Return the full material exactly.

[Source data]
(begin)

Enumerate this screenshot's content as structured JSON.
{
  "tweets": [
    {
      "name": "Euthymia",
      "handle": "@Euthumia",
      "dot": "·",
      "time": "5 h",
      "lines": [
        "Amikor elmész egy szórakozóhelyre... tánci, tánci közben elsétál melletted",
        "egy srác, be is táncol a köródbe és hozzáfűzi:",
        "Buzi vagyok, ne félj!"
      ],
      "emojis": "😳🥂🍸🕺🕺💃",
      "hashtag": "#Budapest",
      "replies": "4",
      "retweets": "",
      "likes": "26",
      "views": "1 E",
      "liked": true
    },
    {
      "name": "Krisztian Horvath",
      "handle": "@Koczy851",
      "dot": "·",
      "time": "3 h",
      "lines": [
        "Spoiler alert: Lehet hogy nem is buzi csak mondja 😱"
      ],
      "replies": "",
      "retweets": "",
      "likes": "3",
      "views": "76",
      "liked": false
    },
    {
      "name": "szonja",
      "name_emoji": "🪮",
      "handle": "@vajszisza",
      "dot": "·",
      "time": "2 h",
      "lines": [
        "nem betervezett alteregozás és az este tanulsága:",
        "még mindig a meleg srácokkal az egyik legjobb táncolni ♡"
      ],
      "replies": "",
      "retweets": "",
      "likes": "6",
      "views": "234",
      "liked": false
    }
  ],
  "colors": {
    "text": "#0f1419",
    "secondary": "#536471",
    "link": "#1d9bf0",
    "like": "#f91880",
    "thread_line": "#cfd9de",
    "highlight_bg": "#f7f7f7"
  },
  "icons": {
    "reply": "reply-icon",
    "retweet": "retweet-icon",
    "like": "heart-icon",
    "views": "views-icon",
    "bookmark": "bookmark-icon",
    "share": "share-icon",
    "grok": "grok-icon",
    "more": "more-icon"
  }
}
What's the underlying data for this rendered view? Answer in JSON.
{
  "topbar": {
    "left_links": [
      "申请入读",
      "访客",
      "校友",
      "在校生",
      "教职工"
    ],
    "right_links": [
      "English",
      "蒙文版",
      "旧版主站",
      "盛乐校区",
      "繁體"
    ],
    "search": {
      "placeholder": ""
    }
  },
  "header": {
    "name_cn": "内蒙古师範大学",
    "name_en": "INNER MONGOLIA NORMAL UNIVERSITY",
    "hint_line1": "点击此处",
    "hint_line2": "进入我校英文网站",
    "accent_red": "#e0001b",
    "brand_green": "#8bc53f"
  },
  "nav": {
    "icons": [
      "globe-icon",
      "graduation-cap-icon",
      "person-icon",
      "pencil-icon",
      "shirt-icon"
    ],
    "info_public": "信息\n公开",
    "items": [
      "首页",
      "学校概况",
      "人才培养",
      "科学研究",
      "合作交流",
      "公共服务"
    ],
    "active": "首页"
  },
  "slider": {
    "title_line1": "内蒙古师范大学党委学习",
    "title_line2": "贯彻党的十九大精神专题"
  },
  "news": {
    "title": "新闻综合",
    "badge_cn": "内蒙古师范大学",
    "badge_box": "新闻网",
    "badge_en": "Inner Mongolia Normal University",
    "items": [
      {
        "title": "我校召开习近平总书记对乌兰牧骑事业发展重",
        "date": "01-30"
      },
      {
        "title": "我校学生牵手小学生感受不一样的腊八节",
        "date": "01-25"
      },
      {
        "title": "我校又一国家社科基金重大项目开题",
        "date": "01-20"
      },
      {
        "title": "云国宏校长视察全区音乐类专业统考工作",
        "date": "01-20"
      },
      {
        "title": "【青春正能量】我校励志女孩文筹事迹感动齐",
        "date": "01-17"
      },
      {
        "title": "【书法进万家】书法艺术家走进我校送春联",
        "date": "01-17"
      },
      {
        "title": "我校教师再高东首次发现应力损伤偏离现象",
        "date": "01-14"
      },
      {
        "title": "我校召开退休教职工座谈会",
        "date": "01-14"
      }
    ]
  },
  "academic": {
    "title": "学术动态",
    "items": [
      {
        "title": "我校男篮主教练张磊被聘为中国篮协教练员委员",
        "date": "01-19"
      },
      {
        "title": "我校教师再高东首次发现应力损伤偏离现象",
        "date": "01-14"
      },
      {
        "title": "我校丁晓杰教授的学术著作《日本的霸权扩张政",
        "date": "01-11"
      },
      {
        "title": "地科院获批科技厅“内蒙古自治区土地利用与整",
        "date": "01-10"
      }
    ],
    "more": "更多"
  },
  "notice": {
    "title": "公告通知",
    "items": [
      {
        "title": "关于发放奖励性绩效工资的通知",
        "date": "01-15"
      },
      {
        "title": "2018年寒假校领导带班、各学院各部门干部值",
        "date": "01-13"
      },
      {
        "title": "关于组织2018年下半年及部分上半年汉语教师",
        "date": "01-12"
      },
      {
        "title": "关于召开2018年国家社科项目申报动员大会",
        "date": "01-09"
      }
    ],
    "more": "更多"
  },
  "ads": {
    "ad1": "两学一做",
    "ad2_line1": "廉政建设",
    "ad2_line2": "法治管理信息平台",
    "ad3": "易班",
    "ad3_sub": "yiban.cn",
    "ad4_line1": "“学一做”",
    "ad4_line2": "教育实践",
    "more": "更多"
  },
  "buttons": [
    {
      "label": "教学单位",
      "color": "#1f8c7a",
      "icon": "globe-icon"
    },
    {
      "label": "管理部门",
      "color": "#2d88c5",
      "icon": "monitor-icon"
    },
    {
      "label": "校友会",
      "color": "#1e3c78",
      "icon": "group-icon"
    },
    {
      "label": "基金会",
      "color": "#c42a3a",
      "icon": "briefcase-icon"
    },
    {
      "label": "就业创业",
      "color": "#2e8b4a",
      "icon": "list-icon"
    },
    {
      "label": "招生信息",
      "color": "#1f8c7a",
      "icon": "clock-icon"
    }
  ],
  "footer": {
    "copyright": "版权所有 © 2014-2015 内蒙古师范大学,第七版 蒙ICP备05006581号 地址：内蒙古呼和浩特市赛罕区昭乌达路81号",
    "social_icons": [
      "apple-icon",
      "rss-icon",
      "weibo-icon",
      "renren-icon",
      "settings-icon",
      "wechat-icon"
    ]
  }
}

(end)

- [TASK OUTPUT]:
Enumerate this screenshot's content as structured JSON.
{
  "tweets": [
    {
      "name": "Euthymia",
      "handle": "@Euthumia",
      "dot": "·",
      "time": "5 h",
      "lines": [
        "Amikor elmész egy szórakozóhelyre... tánci, tánci közben elsétál melletted",
        "egy srác, be is táncol a köródbe és hozzáfűzi:",
        "Buzi vagyok, ne félj!"
      ],
      "emojis": "😳🥂🍸🕺🕺💃",
      "hashtag": "#Budapest",
      "replies": "4",
      "retweets": "",
      "likes": "26",
      "views": "1 E",
      "liked": true
    },
    {
      "name": "Krisztian Horvath",
      "handle": "@Koczy851",
      "dot": "·",
      "time": "3 h",
      "lines": [
        "Spoiler alert: Lehet hogy nem is buzi csak mondja 😱"
      ],
      "replies": "",
      "retweets": "",
      "likes": "3",
      "views": "76",
      "liked": false
    },
    {
      "name": "szonja",
      "name_emoji": "🪮",
      "handle": "@vajszisza",
      "dot": "·",
      "time": "2 h",
      "lines": [
        "nem betervezett alteregozás és az este tanulsága:",
        "még mindig a meleg srácokkal az egyik legjobb táncolni ♡"
      ],
      "replies": "",
      "retweets": "",
      "likes": "6",
      "views": "234",
      "liked": false
    }
  ],
  "colors": {
    "text": "#0f1419",
    "secondary": "#536471",
    "link": "#1d9bf0",
    "like": "#f91880",
    "thread_line": "#cfd9de",
    "highlight_bg": "#f7f7f7"
  },
  "icons": {
    "reply": "reply-icon",
    "retweet": "retweet-icon",
    "like": "heart-icon",
    "views": "views-icon",
    "bookmark": "bookmark-icon",
    "share": "share-icon",
    "grok": "grok-icon",
    "more": "more-icon"
  }
}
What's the underlying data for this rendered view? Answer in JSON.
{
  "topbar": {
    "left_links": [
      "申请入读",
      "访客",
      "校友",
      "在校生",
      "教职工"
    ],
    "right_links": [
      "English",
      "蒙文版",
      "旧版主站",
      "盛乐校区",
      "繁體"
    ],
    "search": {
      "placeholder": ""
    }
  },
  "header": {
    "name_cn": "内蒙古师範大学",
    "name_en": "INNER MONGOLIA NORMAL UNIVERSITY",
    "hint_line1": "点击此处",
    "hint_line2": "进入我校英文网站",
    "accent_red": "#e0001b",
    "brand_green": "#8bc53f"
  },
  "nav": {
    "icons": [
      "globe-icon",
      "graduation-cap-icon",
      "person-icon",
      "pencil-icon",
      "shirt-icon"
    ],
    "info_public": "信息\n公开",
    "items": [
      "首页",
      "学校概况",
      "人才培养",
      "科学研究",
      "合作交流",
      "公共服务"
    ],
    "active": "首页"
  },
  "slider": {
    "title_line1": "内蒙古师范大学党委学习",
    "title_line2": "贯彻党的十九大精神专题"
  },
  "news": {
    "title": "新闻综合",
    "badge_cn": "内蒙古师范大学",
    "badge_box": "新闻网",
    "badge_en": "Inner Mongolia Normal University",
    "items": [
      {
        "title": "我校召开习近平总书记对乌兰牧骑事业发展重",
        "date": "01-30"
      },
      {
        "title": "我校学生牵手小学生感受不一样的腊八节",
        "date": "01-25"
      },
      {
        "title": "我校又一国家社科基金重大项目开题",
        "date": "01-20"
      },
      {
        "title": "云国宏校长视察全区音乐类专业统考工作",
        "date": "01-20"
      },
      {
        "title": "【青春正能量】我校励志女孩文筹事迹感动齐",
        "date": "01-17"
      },
      {
        "title": "【书法进万家】书法艺术家走进我校送春联",
        "date": "01-17"
      },
      {
        "title": "我校教师再高东首次发现应力损伤偏离现象",
        "date": "01-14"
      },
      {
        "title": "我校召开退休教职工座谈会",
        "date": "01-14"
      }
    ]
  },
  "academic": {
    "title": "学术动态",
    "items": [
      {
        "title": "我校男篮主教练张磊被聘为中国篮协教练员委员",
        "date": "01-19"
      },
      {
        "title": "我校教师再高东首次发现应力损伤偏离现象",
        "date": "01-14"
      },
      {
        "title": "我校丁晓杰教授的学术著作《日本的霸权扩张政",
        "date": "01-11"
      },
      {
        "title": "地科院获批科技厅“内蒙古自治区土地利用与整",
        "date": "01-10"
      }
    ],
    "more": "更多"
  },
  "notice": {
    "title": "公告通知",
    "items": [
      {
        "title": "关于发放奖励性绩效工资的通知",
        "date": "01-15"
      },
      {
        "title": "2018年寒假校领导带班、各学院各部门干部值",
        "date": "01-13"
      },
      {
        "title": "关于组织2018年下半年及部分上半年汉语教师",
        "date": "01-12"
      },
      {
        "title": "关于召开2018年国家社科项目申报动员大会",
        "date": "01-09"
      }
    ],
    "more": "更多"
  },
  "ads": {
    "ad1": "两学一做",
    "ad2_line1": "廉政建设",
    "ad2_line2": "法治管理信息平台",
    "ad3": "易班",
    "ad3_sub": "yiban.cn",
    "ad4_line1": "“学一做”",
    "ad4_line2": "教育实践",
    "more": "更多"
  },
  "buttons": [
    {
      "label": "教学单位",
      "color": "#1f8c7a",
      "icon": "globe-icon"
    },
    {
      "label": "管理部门",
      "color": "#2d88c5",
      "icon": "monitor-icon"
    },
    {
      "label": "校友会",
      "color": "#1e3c78",
      "icon": "group-icon"
    },
    {
      "label": "基金会",
      "color": "#c42a3a",
      "icon": "briefcase-icon"
    },
    {
      "label": "就业创业",
      "color": "#2e8b4a",
      "icon": "list-icon"
    },
    {
      "label": "招生信息",
      "color": "#1f8c7a",
      "icon": "clock-icon"
    }
  ],
  "footer": {
    "copyright": "版权所有 © 2014-2015 内蒙古师范大学,第七版 蒙ICP备05006581号 地址：内蒙古呼和浩特市赛罕区昭乌达路81号",
    "social_icons": [
      "apple-icon",
      "rss-icon",
      "weibo-icon",
      "renren-icon",
      "settings-icon",
      "wechat-icon"
    ]
  }
}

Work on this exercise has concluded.